* [Stated problem] Scan the records and identify every line in which the string "this" occurs, then return those lines.

(Stored data)
-- Begin --

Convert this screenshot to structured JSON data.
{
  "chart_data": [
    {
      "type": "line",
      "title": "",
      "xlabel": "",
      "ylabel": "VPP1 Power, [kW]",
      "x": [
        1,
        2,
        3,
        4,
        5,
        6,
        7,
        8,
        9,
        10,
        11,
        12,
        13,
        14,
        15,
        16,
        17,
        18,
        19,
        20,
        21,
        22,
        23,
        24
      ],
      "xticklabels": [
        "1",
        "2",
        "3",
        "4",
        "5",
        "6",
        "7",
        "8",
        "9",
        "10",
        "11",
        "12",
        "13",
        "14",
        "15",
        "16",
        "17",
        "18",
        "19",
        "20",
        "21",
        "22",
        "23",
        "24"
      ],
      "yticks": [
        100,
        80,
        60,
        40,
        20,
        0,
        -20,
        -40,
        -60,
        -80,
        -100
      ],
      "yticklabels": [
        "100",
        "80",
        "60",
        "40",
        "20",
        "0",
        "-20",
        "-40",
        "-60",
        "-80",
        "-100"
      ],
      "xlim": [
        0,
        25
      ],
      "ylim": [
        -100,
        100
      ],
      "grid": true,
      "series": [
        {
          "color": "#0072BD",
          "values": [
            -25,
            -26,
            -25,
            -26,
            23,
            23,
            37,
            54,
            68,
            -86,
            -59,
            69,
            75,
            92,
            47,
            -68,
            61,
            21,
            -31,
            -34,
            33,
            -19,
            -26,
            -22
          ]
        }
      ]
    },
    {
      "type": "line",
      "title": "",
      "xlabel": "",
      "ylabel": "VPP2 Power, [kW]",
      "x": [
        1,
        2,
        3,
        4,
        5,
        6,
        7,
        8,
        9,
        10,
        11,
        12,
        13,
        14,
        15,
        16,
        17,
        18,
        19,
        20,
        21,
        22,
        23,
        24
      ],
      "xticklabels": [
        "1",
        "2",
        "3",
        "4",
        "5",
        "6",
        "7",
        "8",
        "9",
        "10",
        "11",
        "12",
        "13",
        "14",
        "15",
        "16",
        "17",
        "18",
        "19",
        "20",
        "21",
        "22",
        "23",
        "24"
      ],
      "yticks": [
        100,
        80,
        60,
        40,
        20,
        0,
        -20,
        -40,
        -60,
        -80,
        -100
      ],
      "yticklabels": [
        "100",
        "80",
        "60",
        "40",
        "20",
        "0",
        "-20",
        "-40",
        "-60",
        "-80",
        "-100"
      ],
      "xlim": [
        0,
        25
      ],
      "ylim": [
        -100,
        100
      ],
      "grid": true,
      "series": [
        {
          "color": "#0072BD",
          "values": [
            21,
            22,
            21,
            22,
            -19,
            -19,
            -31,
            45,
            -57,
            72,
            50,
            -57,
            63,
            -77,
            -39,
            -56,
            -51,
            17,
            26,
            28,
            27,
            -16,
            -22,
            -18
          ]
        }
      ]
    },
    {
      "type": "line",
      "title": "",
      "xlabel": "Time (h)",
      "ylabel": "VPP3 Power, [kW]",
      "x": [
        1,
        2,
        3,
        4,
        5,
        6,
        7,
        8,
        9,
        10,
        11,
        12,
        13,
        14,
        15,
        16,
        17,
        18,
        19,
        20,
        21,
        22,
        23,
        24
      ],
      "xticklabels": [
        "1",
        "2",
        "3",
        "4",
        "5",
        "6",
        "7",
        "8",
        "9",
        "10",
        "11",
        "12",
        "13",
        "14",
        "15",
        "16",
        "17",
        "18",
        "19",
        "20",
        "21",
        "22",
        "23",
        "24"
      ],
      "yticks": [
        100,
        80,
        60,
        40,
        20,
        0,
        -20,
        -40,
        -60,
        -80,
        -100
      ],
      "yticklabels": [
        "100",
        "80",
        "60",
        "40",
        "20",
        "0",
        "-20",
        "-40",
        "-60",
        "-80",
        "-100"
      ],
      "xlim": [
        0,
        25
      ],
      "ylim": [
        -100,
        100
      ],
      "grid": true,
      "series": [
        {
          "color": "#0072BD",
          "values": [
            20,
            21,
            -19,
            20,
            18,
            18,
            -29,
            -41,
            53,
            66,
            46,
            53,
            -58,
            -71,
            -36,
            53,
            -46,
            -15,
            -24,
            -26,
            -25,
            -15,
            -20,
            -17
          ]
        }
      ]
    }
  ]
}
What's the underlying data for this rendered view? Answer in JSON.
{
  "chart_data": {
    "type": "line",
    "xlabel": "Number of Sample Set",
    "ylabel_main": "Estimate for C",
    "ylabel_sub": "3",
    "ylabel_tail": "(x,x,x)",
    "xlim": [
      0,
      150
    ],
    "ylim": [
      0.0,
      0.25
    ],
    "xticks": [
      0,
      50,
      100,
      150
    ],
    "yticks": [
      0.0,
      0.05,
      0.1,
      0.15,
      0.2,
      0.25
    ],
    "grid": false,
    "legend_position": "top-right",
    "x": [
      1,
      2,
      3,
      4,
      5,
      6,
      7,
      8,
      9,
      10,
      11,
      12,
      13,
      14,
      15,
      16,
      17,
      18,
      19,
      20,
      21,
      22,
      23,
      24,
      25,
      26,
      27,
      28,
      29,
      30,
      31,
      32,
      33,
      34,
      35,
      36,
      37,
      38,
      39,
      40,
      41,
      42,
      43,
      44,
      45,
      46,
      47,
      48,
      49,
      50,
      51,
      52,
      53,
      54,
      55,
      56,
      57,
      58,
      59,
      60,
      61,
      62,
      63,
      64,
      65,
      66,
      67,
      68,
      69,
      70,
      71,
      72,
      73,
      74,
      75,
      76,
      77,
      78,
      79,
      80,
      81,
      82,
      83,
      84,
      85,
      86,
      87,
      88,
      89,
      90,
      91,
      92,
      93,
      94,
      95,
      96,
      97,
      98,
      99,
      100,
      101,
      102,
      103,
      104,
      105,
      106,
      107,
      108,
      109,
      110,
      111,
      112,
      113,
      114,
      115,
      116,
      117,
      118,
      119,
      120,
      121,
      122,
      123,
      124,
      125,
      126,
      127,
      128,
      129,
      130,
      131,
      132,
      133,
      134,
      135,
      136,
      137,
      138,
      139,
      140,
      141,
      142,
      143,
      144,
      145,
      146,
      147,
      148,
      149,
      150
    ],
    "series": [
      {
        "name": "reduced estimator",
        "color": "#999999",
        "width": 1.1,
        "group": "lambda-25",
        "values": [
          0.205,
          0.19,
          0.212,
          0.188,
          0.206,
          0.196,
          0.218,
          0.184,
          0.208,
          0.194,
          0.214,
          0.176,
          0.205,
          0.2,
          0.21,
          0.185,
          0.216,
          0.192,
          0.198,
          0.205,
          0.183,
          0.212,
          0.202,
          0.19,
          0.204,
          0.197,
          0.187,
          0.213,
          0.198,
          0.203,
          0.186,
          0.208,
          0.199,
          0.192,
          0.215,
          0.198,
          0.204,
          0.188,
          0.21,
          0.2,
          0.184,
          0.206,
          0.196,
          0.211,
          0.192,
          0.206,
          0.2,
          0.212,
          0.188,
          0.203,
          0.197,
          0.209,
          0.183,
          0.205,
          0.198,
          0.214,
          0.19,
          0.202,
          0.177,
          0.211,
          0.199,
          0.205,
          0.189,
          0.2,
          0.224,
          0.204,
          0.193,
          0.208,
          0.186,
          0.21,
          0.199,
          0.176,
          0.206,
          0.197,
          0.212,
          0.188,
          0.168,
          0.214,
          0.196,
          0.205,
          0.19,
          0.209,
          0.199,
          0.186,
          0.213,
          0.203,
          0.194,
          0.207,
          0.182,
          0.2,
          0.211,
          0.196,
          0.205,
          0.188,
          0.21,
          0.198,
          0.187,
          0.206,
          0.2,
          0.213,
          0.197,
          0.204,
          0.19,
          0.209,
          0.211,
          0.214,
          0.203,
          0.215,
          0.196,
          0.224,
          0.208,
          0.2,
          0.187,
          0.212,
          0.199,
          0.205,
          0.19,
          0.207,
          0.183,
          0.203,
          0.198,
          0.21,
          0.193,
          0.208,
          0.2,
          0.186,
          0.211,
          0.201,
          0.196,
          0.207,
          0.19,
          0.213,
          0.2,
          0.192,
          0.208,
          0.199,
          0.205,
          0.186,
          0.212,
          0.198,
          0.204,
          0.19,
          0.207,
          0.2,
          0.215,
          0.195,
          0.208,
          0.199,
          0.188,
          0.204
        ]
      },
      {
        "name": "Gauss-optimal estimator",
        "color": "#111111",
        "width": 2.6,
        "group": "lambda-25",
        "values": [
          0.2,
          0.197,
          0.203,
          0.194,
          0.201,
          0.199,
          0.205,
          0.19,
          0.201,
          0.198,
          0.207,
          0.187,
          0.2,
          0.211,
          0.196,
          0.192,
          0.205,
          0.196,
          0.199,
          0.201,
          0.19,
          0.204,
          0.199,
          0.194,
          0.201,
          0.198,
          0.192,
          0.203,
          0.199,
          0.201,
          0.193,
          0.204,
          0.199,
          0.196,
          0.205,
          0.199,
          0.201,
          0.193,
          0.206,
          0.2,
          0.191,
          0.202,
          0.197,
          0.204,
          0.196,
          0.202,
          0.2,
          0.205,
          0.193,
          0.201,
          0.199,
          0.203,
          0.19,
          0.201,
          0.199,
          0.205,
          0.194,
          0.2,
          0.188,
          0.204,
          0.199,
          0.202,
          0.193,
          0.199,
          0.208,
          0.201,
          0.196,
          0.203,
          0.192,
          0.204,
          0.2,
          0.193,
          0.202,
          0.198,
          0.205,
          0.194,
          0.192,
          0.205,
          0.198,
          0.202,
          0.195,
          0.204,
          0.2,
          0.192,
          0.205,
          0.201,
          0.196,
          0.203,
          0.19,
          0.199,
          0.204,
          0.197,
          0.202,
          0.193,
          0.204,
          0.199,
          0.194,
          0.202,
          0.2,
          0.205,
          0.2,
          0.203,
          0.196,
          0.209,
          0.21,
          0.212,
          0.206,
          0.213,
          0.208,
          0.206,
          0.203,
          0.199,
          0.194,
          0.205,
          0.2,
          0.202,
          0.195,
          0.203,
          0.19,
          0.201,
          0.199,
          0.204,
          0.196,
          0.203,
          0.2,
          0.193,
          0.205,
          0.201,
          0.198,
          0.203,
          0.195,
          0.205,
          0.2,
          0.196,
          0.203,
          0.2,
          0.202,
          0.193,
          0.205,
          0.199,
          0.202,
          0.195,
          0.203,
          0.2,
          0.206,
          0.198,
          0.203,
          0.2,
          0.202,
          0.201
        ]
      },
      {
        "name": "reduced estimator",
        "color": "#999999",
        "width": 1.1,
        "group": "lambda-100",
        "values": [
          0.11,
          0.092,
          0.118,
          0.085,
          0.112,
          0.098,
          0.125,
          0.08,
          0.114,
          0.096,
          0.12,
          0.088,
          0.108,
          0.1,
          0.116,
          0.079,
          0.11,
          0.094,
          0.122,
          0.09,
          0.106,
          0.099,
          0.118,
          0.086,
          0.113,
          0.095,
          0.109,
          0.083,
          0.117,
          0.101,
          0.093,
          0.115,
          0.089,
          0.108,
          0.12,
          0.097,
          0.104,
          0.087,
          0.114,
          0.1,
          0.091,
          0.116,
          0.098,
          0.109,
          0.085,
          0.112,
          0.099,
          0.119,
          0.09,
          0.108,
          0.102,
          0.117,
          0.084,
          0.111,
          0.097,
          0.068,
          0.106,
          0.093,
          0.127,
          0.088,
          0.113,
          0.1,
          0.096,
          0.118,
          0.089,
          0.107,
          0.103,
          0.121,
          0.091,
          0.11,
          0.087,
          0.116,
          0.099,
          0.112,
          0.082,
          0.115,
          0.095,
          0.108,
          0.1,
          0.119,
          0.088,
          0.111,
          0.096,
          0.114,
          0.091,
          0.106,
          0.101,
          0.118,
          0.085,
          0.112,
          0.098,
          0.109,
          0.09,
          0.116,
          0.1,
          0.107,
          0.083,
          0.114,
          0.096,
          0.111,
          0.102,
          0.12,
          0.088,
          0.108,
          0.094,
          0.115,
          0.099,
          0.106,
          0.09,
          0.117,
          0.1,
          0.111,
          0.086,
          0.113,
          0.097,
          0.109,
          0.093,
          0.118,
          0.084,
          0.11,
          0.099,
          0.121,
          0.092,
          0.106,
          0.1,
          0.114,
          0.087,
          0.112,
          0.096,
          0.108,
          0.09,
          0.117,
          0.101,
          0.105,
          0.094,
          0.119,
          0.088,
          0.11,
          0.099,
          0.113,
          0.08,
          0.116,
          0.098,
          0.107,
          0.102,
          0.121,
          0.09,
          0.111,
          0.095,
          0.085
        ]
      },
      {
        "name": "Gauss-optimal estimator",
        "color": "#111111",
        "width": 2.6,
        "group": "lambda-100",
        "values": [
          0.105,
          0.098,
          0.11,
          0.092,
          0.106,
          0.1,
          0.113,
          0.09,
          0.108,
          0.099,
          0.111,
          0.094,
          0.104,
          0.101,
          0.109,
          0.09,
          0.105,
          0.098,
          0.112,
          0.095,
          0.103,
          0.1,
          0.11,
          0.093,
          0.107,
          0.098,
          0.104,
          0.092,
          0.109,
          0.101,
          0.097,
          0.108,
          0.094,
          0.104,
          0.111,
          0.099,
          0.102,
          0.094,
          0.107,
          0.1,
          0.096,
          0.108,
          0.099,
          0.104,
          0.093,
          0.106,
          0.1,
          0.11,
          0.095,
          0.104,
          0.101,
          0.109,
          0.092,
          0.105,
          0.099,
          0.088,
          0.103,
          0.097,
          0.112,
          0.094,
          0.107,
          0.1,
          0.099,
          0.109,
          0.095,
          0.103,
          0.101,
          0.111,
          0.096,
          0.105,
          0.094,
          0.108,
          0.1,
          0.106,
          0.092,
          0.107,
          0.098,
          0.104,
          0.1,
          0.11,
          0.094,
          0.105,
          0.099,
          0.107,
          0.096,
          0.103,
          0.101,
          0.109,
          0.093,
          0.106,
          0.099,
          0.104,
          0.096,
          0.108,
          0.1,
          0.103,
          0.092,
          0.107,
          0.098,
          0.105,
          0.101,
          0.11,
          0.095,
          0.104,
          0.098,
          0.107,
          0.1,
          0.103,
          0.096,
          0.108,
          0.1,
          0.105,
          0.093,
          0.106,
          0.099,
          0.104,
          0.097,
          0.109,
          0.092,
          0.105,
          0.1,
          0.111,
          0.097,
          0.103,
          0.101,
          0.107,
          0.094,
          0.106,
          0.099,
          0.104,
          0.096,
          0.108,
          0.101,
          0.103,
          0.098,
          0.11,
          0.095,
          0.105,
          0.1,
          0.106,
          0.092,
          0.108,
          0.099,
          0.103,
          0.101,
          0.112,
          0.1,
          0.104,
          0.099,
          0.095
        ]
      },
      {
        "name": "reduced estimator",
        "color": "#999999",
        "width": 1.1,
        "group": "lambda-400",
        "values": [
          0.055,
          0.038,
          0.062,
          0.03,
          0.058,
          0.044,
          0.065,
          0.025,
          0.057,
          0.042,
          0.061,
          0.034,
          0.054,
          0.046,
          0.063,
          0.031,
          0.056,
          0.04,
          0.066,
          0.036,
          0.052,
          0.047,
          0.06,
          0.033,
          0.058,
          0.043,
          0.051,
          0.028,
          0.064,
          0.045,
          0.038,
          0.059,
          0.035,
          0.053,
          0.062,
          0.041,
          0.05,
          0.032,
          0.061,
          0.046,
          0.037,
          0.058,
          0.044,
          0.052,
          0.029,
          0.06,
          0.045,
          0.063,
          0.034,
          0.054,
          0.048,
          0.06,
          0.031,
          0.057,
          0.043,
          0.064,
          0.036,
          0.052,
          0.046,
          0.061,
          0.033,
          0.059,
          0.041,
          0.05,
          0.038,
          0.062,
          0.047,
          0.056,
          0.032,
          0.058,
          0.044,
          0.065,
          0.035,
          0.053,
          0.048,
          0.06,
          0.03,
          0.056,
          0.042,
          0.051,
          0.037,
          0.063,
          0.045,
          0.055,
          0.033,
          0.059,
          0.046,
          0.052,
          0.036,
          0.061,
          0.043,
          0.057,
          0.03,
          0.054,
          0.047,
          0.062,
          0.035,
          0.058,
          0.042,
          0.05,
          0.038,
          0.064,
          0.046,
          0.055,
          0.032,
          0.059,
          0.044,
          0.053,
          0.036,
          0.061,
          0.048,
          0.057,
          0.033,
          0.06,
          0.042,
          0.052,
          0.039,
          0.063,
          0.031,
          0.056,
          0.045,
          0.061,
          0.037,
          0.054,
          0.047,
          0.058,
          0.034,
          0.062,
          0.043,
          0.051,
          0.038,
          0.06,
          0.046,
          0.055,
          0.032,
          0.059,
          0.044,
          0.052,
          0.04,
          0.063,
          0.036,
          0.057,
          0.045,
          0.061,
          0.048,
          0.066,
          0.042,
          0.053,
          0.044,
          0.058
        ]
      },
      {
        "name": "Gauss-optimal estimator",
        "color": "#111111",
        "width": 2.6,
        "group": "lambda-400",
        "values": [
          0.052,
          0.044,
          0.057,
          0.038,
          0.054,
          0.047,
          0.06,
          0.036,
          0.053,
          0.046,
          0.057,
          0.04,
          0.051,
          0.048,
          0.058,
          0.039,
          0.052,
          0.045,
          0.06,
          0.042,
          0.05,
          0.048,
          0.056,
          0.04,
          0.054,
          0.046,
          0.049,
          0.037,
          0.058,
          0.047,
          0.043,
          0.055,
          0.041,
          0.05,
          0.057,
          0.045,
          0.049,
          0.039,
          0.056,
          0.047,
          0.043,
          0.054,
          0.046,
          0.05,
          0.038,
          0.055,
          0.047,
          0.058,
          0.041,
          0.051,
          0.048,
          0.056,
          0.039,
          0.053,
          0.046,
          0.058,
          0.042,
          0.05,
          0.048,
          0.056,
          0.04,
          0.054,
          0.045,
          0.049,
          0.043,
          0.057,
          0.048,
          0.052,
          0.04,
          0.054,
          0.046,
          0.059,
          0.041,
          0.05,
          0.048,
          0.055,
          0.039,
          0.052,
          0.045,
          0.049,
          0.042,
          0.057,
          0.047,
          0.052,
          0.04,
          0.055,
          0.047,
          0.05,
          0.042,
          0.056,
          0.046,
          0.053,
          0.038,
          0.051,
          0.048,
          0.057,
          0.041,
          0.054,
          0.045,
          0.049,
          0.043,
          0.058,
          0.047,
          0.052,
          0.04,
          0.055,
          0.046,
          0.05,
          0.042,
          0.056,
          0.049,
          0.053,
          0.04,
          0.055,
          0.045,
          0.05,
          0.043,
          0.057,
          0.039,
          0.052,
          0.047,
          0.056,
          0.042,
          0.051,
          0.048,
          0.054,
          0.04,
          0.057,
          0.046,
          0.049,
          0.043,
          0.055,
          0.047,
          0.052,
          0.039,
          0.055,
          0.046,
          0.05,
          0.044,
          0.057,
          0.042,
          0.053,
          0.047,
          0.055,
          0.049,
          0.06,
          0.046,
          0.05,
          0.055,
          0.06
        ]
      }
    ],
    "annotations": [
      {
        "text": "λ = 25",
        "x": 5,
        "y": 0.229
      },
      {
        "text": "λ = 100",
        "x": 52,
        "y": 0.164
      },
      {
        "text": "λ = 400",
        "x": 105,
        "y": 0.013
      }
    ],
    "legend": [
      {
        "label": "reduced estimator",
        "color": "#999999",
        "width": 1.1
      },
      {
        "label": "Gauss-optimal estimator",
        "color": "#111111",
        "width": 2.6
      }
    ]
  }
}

-- End --

* [Solution to the problem]
Convert this screenshot to structured JSON data.
What's the underlying data for this rendered view? Answer in JSON.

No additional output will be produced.